Requirement
Work through the following lines and count those that hold the word "residues". Reply with that number only.

----------

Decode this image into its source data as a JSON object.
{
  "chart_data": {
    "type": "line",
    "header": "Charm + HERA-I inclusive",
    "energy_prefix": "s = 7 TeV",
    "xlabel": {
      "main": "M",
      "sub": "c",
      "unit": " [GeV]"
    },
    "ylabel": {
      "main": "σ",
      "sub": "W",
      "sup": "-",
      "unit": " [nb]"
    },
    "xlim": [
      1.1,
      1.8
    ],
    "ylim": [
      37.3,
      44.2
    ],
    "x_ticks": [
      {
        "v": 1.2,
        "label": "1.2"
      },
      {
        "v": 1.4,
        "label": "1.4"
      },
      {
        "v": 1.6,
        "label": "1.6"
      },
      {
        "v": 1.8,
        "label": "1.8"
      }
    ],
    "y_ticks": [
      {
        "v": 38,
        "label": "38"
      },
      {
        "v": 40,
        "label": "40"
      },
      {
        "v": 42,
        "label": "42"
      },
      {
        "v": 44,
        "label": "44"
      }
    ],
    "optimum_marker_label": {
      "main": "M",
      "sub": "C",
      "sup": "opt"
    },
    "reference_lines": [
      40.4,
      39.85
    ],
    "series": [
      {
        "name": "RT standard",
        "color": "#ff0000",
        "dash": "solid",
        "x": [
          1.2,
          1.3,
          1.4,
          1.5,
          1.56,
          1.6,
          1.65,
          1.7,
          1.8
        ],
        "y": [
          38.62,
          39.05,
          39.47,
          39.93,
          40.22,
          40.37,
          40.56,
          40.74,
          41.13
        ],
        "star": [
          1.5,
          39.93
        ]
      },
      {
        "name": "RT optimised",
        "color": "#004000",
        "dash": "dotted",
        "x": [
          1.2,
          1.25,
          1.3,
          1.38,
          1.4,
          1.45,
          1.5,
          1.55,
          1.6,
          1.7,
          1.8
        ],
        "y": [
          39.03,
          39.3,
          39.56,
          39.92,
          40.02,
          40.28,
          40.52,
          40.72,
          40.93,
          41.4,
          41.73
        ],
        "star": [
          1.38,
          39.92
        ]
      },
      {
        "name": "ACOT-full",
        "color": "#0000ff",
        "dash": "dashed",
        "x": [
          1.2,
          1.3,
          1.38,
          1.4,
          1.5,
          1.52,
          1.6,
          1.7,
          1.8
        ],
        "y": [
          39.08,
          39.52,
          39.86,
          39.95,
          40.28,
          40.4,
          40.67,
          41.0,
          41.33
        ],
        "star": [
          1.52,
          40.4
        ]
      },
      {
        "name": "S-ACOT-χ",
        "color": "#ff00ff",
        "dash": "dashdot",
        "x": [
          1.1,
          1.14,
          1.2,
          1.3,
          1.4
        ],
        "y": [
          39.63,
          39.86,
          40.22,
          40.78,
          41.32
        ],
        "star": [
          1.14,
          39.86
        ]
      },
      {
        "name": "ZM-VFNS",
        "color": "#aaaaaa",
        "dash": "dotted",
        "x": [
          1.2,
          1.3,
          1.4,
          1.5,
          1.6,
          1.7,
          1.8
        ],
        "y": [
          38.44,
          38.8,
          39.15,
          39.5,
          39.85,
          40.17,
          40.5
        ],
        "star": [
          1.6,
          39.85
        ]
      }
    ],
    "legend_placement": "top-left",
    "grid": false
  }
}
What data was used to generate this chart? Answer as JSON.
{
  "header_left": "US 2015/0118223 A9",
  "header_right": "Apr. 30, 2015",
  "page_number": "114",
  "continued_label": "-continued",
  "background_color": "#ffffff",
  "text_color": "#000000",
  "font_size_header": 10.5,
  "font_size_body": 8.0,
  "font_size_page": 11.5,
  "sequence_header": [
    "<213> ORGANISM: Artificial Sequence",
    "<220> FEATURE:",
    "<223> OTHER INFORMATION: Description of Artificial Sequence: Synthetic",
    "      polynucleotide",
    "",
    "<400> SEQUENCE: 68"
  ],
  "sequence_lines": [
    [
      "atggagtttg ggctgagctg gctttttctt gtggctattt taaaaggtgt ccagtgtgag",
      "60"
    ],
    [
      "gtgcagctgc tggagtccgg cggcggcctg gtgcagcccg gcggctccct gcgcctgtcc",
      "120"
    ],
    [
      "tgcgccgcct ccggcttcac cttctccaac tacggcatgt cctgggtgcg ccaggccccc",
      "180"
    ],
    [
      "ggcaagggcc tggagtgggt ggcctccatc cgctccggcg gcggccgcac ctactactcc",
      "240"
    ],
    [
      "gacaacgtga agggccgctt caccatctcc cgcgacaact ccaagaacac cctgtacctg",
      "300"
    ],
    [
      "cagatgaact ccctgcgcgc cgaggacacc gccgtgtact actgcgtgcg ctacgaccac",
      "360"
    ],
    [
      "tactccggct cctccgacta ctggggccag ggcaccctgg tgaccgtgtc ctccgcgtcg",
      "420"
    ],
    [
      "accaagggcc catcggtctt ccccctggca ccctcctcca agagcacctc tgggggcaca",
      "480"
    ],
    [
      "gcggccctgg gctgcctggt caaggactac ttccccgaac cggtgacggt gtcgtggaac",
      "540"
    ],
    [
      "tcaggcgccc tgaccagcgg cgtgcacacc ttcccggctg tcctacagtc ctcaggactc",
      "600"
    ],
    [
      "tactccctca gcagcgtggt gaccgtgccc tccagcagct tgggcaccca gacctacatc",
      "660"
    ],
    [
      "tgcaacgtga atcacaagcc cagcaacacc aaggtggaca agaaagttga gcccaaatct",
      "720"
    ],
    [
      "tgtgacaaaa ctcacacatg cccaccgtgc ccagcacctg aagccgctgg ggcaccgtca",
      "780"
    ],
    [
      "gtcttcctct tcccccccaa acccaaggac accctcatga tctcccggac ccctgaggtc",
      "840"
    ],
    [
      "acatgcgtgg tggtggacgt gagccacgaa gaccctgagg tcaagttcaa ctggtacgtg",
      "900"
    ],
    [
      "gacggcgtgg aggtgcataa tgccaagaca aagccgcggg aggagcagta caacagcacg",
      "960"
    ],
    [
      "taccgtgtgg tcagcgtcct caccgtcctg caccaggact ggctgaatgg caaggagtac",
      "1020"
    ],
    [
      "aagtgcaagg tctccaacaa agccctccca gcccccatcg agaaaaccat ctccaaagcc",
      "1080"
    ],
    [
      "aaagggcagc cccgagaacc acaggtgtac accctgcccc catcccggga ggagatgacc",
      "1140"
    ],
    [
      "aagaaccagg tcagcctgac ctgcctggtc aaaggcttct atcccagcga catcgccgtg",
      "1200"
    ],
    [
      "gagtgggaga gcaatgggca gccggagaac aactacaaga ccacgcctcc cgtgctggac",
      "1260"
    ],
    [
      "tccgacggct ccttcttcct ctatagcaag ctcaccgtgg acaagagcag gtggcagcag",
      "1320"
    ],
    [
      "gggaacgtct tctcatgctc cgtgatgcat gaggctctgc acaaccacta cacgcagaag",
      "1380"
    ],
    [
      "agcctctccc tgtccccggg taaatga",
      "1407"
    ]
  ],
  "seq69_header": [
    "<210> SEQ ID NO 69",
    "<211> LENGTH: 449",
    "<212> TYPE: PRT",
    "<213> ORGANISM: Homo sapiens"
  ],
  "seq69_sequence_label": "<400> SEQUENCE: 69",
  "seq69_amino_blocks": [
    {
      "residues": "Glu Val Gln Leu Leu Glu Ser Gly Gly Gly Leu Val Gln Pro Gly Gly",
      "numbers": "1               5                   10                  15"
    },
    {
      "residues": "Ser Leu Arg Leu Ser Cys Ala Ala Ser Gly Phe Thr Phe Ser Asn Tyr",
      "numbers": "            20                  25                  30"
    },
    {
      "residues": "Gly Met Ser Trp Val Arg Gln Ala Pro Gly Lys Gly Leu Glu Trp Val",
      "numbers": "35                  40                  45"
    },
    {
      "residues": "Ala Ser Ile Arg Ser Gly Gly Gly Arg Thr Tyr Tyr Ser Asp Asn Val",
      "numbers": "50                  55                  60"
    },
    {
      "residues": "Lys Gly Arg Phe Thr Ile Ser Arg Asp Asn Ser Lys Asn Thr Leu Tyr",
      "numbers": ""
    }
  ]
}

----------

Written response
5